-- BEGIN Record extracts --

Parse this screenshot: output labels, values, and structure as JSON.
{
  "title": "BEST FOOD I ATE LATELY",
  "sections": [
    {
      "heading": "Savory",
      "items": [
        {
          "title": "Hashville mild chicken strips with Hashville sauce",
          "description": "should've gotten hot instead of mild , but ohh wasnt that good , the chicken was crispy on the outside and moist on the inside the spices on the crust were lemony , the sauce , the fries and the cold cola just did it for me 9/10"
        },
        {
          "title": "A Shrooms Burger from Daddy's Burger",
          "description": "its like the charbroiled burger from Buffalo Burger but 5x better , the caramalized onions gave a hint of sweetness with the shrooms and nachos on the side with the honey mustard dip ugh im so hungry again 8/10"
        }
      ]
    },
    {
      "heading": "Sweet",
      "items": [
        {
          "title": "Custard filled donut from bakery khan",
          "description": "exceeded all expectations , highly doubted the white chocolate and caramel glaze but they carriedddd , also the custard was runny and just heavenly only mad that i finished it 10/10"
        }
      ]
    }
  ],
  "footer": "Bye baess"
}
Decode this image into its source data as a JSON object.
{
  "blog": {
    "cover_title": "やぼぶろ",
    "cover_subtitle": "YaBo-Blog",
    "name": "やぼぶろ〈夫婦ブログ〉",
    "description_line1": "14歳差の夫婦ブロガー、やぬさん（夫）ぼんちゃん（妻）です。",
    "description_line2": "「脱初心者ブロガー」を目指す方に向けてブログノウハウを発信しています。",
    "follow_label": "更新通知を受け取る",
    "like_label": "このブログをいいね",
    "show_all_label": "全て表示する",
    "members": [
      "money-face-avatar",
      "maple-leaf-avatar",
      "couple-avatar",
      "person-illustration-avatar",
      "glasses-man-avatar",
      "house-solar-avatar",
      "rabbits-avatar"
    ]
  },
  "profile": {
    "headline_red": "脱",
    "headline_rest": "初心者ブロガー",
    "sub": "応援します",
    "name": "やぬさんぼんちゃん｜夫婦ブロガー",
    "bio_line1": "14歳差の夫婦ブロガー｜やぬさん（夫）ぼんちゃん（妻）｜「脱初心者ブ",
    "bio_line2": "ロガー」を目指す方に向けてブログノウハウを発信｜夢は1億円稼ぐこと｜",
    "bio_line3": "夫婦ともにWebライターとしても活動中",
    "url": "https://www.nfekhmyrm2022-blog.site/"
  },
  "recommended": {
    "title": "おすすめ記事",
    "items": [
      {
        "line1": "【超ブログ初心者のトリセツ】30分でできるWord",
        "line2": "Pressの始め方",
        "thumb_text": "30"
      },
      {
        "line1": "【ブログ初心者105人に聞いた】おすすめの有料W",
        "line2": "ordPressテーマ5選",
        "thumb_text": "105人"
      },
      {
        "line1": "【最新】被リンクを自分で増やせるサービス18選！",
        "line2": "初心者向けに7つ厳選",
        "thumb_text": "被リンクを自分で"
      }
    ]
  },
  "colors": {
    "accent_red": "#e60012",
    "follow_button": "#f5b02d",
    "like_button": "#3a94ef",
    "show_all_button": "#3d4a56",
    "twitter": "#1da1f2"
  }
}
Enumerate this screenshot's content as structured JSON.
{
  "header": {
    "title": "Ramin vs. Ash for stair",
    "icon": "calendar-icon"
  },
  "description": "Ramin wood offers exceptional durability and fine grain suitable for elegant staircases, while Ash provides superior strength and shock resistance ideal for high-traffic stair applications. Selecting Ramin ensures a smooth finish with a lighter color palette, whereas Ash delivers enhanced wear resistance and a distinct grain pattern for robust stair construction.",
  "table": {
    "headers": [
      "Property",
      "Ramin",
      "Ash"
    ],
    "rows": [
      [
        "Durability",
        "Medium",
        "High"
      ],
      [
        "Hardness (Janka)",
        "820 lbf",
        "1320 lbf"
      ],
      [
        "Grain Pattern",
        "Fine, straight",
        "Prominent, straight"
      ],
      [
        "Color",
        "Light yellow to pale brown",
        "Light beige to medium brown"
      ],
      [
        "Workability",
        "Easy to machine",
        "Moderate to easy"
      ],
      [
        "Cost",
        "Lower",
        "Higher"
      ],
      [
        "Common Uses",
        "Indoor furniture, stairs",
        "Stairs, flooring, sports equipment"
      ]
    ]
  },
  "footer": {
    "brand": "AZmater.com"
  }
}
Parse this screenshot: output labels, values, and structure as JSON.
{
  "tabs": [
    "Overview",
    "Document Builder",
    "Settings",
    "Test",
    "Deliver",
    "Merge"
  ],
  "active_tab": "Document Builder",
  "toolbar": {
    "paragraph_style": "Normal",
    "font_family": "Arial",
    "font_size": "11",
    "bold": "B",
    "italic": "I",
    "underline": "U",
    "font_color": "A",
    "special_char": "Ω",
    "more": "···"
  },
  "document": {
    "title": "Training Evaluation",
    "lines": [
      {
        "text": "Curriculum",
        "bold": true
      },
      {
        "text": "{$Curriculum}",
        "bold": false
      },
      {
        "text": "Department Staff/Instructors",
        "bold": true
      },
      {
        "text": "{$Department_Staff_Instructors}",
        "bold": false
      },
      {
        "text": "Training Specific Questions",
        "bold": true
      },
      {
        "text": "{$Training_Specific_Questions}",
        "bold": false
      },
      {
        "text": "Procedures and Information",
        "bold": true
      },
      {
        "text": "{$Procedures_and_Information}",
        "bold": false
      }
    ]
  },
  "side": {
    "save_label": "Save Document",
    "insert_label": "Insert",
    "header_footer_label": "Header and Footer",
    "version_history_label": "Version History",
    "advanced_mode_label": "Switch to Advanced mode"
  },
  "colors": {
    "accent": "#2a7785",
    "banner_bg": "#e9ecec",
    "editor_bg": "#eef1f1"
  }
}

-- END Record extracts --

**Problem requirements:**
Transcribe the full listing above without leaving anything out.

**The completed task:**
Parse this screenshot: output labels, values, and structure as JSON.
{
  "title": "BEST FOOD I ATE LATELY",
  "sections": [
    {
      "heading": "Savory",
      "items": [
        {
          "title": "Hashville mild chicken strips with Hashville sauce",
          "description": "should've gotten hot instead of mild , but ohh wasnt that good , the chicken was crispy on the outside and moist on the inside the spices on the crust were lemony , the sauce , the fries and the cold cola just did it for me 9/10"
        },
        {
          "title": "A Shrooms Burger from Daddy's Burger",
          "description": "its like the charbroiled burger from Buffalo Burger but 5x better , the caramalized onions gave a hint of sweetness with the shrooms and nachos on the side with the honey mustard dip ugh im so hungry again 8/10"
        }
      ]
    },
    {
      "heading": "Sweet",
      "items": [
        {
          "title": "Custard filled donut from bakery khan",
          "description": "exceeded all expectations , highly doubted the white chocolate and caramel glaze but they carriedddd , also the custard was runny and just heavenly only mad that i finished it 10/10"
        }
      ]
    }
  ],
  "footer": "Bye baess"
}
Decode this image into its source data as a JSON object.
{
  "blog": {
    "cover_title": "やぼぶろ",
    "cover_subtitle": "YaBo-Blog",
    "name": "やぼぶろ〈夫婦ブログ〉",
    "description_line1": "14歳差の夫婦ブロガー、やぬさん（夫）ぼんちゃん（妻）です。",
    "description_line2": "「脱初心者ブロガー」を目指す方に向けてブログノウハウを発信しています。",
    "follow_label": "更新通知を受け取る",
    "like_label": "このブログをいいね",
    "show_all_label": "全て表示する",
    "members": [
      "money-face-avatar",
      "maple-leaf-avatar",
      "couple-avatar",
      "person-illustration-avatar",
      "glasses-man-avatar",
      "house-solar-avatar",
      "rabbits-avatar"
    ]
  },
  "profile": {
    "headline_red": "脱",
    "headline_rest": "初心者ブロガー",
    "sub": "応援します",
    "name": "やぬさんぼんちゃん｜夫婦ブロガー",
    "bio_line1": "14歳差の夫婦ブロガー｜やぬさん（夫）ぼんちゃん（妻）｜「脱初心者ブ",
    "bio_line2": "ロガー」を目指す方に向けてブログノウハウを発信｜夢は1億円稼ぐこと｜",
    "bio_line3": "夫婦ともにWebライターとしても活動中",
    "url": "https://www.nfekhmyrm2022-blog.site/"
  },
  "recommended": {
    "title": "おすすめ記事",
    "items": [
      {
        "line1": "【超ブログ初心者のトリセツ】30分でできるWord",
        "line2": "Pressの始め方",
        "thumb_text": "30"
      },
      {
        "line1": "【ブログ初心者105人に聞いた】おすすめの有料W",
        "line2": "ordPressテーマ5選",
        "thumb_text": "105人"
      },
      {
        "line1": "【最新】被リンクを自分で増やせるサービス18選！",
        "line2": "初心者向けに7つ厳選",
        "thumb_text": "被リンクを自分で"
      }
    ]
  },
  "colors": {
    "accent_red": "#e60012",
    "follow_button": "#f5b02d",
    "like_button": "#3a94ef",
    "show_all_button": "#3d4a56",
    "twitter": "#1da1f2"
  }
}
Enumerate this screenshot's content as structured JSON.
{
  "header": {
    "title": "Ramin vs. Ash for stair",
    "icon": "calendar-icon"
  },
  "description": "Ramin wood offers exceptional durability and fine grain suitable for elegant staircases, while Ash provides superior strength and shock resistance ideal for high-traffic stair applications. Selecting Ramin ensures a smooth finish with a lighter color palette, whereas Ash delivers enhanced wear resistance and a distinct grain pattern for robust stair construction.",
  "table": {
    "headers": [
      "Property",
      "Ramin",
      "Ash"
    ],
    "rows": [
      [
        "Durability",
        "Medium",
        "High"
      ],
      [
        "Hardness (Janka)",
        "820 lbf",
        "1320 lbf"
      ],
      [
        "Grain Pattern",
        "Fine, straight",
        "Prominent, straight"
      ],
      [
        "Color",
        "Light yellow to pale brown",
        "Light beige to medium brown"
      ],
      [
        "Workability",
        "Easy to machine",
        "Moderate to easy"
      ],
      [
        "Cost",
        "Lower",
        "Higher"
      ],
      [
        "Common Uses",
        "Indoor furniture, stairs",
        "Stairs, flooring, sports equipment"
      ]
    ]
  },
  "footer": {
    "brand": "AZmater.com"
  }
}
Parse this screenshot: output labels, values, and structure as JSON.
{
  "tabs": [
    "Overview",
    "Document Builder",
    "Settings",
    "Test",
    "Deliver",
    "Merge"
  ],
  "active_tab": "Document Builder",
  "toolbar": {
    "paragraph_style": "Normal",
    "font_family": "Arial",
    "font_size": "11",
    "bold": "B",
    "italic": "I",
    "underline": "U",
    "font_color": "A",
    "special_char": "Ω",
    "more": "···"
  },
  "document": {
    "title": "Training Evaluation",
    "lines": [
      {
        "text": "Curriculum",
        "bold": true
      },
      {
        "text": "{$Curriculum}",
        "bold": false
      },
      {
        "text": "Department Staff/Instructors",
        "bold": true
      },
      {
        "text": "{$Department_Staff_Instructors}",
        "bold": false
      },
      {
        "text": "Training Specific Questions",
        "bold": true
      },
      {
        "text": "{$Training_Specific_Questions}",
        "bold": false
      },
      {
        "text": "Procedures and Information",
        "bold": true
      },
      {
        "text": "{$Procedures_and_Information}",
        "bold": false
      }
    ]
  },
  "side": {
    "save_label": "Save Document",
    "insert_label": "Insert",
    "header_footer_label": "Header and Footer",
    "version_history_label": "Version History",
    "advanced_mode_label": "Switch to Advanced mode"
  },
  "colors": {
    "accent": "#2a7785",
    "banner_bg": "#e9ecec",
    "editor_bg": "#eef1f1"
  }
}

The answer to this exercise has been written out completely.